>> begin Provided material

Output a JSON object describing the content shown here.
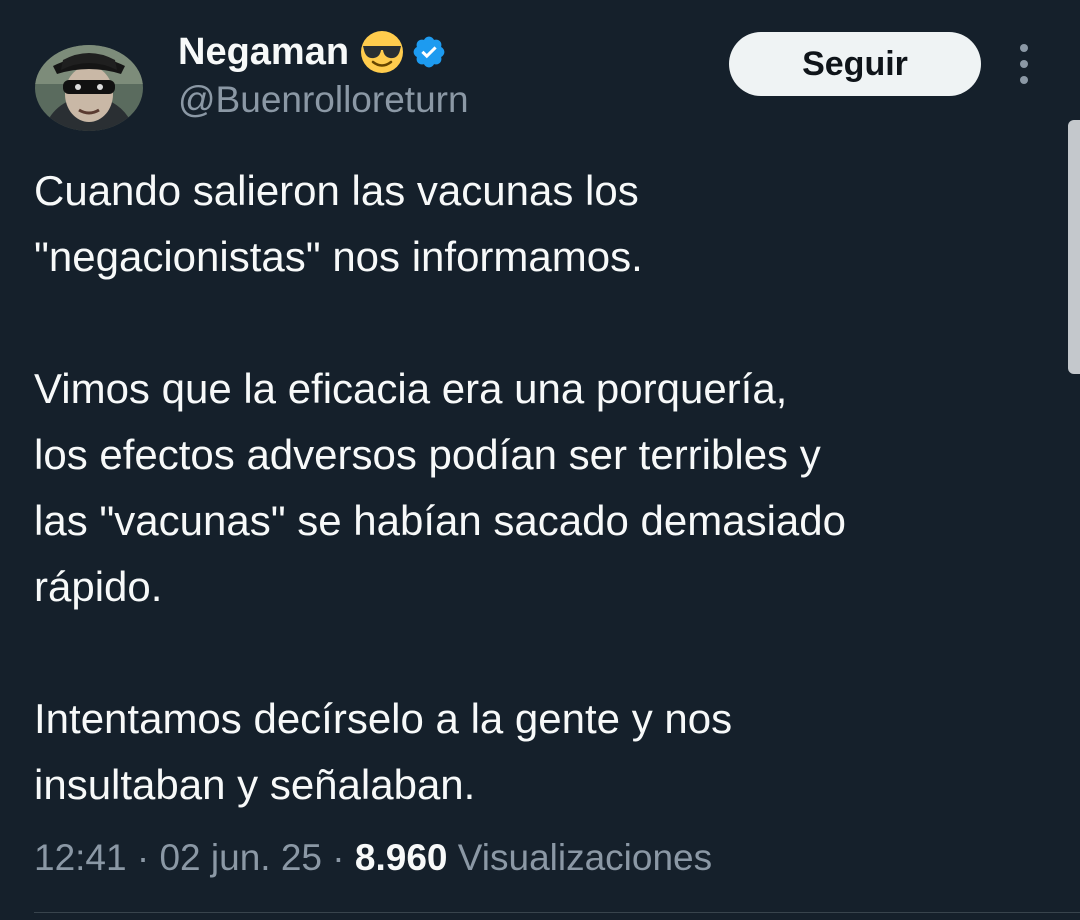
{
  "author": {
    "display_name": "Negaman",
    "handle": "@Buenrolloreturn",
    "emoji": "sunglasses-emoji",
    "verified_color": "#1d9bf0"
  },
  "actions": {
    "follow_label": "Seguir"
  },
  "tweet": {
    "paragraphs": [
      [
        "Cuando salieron las vacunas los",
        "\"negacionistas\" nos informamos."
      ],
      [
        "Vimos que la eficacia era una porquería,",
        "los efectos adversos podían ser terribles y",
        "las \"vacunas\" se habían sacado demasiado",
        "rápido."
      ],
      [
        "Intentamos decírselo a la gente y nos",
        "insultaban y señalaban."
      ]
    ]
  },
  "meta": {
    "time": "12:41",
    "separator": " · ",
    "date": "02 jun. 25",
    "views_count": "8.960",
    "views_label": "Visualizaciones"
  },
  "colors": {
    "background": "#15202b",
    "text": "#f7f9f9",
    "secondary": "#8b98a5",
    "button_bg": "#eff3f4"
  }
}
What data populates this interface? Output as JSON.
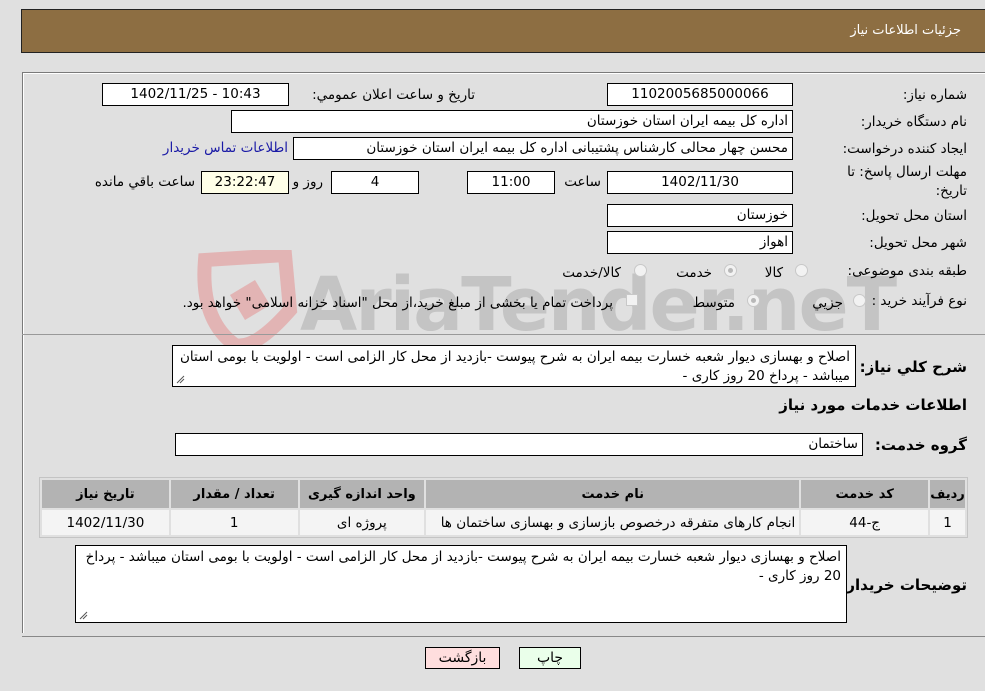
{
  "header": {
    "title": "جزئیات اطلاعات نیاز"
  },
  "form": {
    "need_number_label": "شماره نیاز:",
    "need_number": "1102005685000066",
    "announce_label": "تاريخ و ساعت اعلان عمومي:",
    "announce_value": "1402/11/25 - 10:43",
    "buyer_org_label": "نام دستگاه خريدار:",
    "buyer_org": "اداره کل بیمه ایران استان خوزستان",
    "creator_label": "ايجاد كننده درخواست:",
    "creator": "محسن چهار محالی کارشناس پشتیبانی اداره کل بیمه ایران استان خوزستان",
    "contact_link": "اطلاعات تماس خريدار",
    "deadline_label_line1": "مهلت ارسال پاسخ: تا",
    "deadline_label_line2": "تاريخ:",
    "deadline_date": "1402/11/30",
    "time_label": "ساعت",
    "deadline_time": "11:00",
    "days_value": "4",
    "days_label": "روز و",
    "remaining_time": "23:22:47",
    "remaining_label": "ساعت باقي مانده",
    "province_label": "استان محل تحويل:",
    "province": "خوزستان",
    "city_label": "شهر محل تحويل:",
    "city": "اهواز",
    "category_label": "طبقه بندی موضوعی:",
    "category_options": [
      {
        "label": "کالا",
        "checked": false
      },
      {
        "label": "خدمت",
        "checked": true
      },
      {
        "label": "کالا/خدمت",
        "checked": false
      }
    ],
    "process_label": "نوع فرآيند خريد :",
    "process_options": [
      {
        "label": "جزيي",
        "checked": false
      },
      {
        "label": "متوسط",
        "checked": true
      }
    ],
    "treasury_checkbox_label": "پرداخت تمام يا بخشی از مبلغ خريد،از محل \"اسناد خزانه اسلامی\" خواهد بود.",
    "treasury_checked": false
  },
  "description": {
    "label": "شرح كلي نياز:",
    "text": "اصلاح  و بهسازی دیوار شعبه خسارت بیمه ایران  به شرح پیوست -بازدید از محل کار الزامی است - اولویت با بومی استان میباشد - پرداخ 20 روز کاری -"
  },
  "services": {
    "section_title": "اطلاعات خدمات مورد نياز",
    "group_label": "گروه خدمت:",
    "group_value": "ساختمان",
    "columns": [
      "رديف",
      "كد خدمت",
      "نام خدمت",
      "واحد اندازه گيری",
      "تعداد / مقدار",
      "تاريخ نياز"
    ],
    "rows": [
      [
        "1",
        "ج-44",
        "انجام کارهای متفرقه درخصوص بازسازی و بهسازی ساختمان ها",
        "پروژه ای",
        "1",
        "1402/11/30"
      ]
    ]
  },
  "buyer_notes": {
    "label": "توضيحات خريدار:",
    "text": "اصلاح  و بهسازی دیوار شعبه خسارت بیمه ایران  به شرح پیوست -بازدید از محل کار الزامی است - اولویت با بومی استان میباشد - پرداخ 20 روز کاری -"
  },
  "buttons": {
    "print": "چاپ",
    "back": "بازگشت"
  },
  "watermark": {
    "text": "AriaTender.neT"
  },
  "colors": {
    "header_bg": "#8d6e42",
    "print_bg": "#eaffea",
    "back_bg": "#ffdede",
    "link": "#1a1aa6"
  }
}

>> end Provided material

Locate all lines in the listing above with the word "ایران". Copy them.

Answer to the exercise:
    "buyer_org": "اداره کل بیمه ایران استان خوزستان",
    "creator": "محسن چهار محالی کارشناس پشتیبانی اداره کل بیمه ایران استان خوزستان",
    "text": "اصلاح  و بهسازی دیوار شعبه خسارت بیمه ایران  به شرح پیوست -بازدید از محل کار الزامی است - اولویت با بومی استان میباشد - پرداخ 20 روز کاری -"
    "text": "اصلاح  و بهسازی دیوار شعبه خسارت بیمه ایران  به شرح پیوست -بازدید از محل کار الزامی است - اولویت با بومی استان میباشد - پرداخ 20 روز کاری -"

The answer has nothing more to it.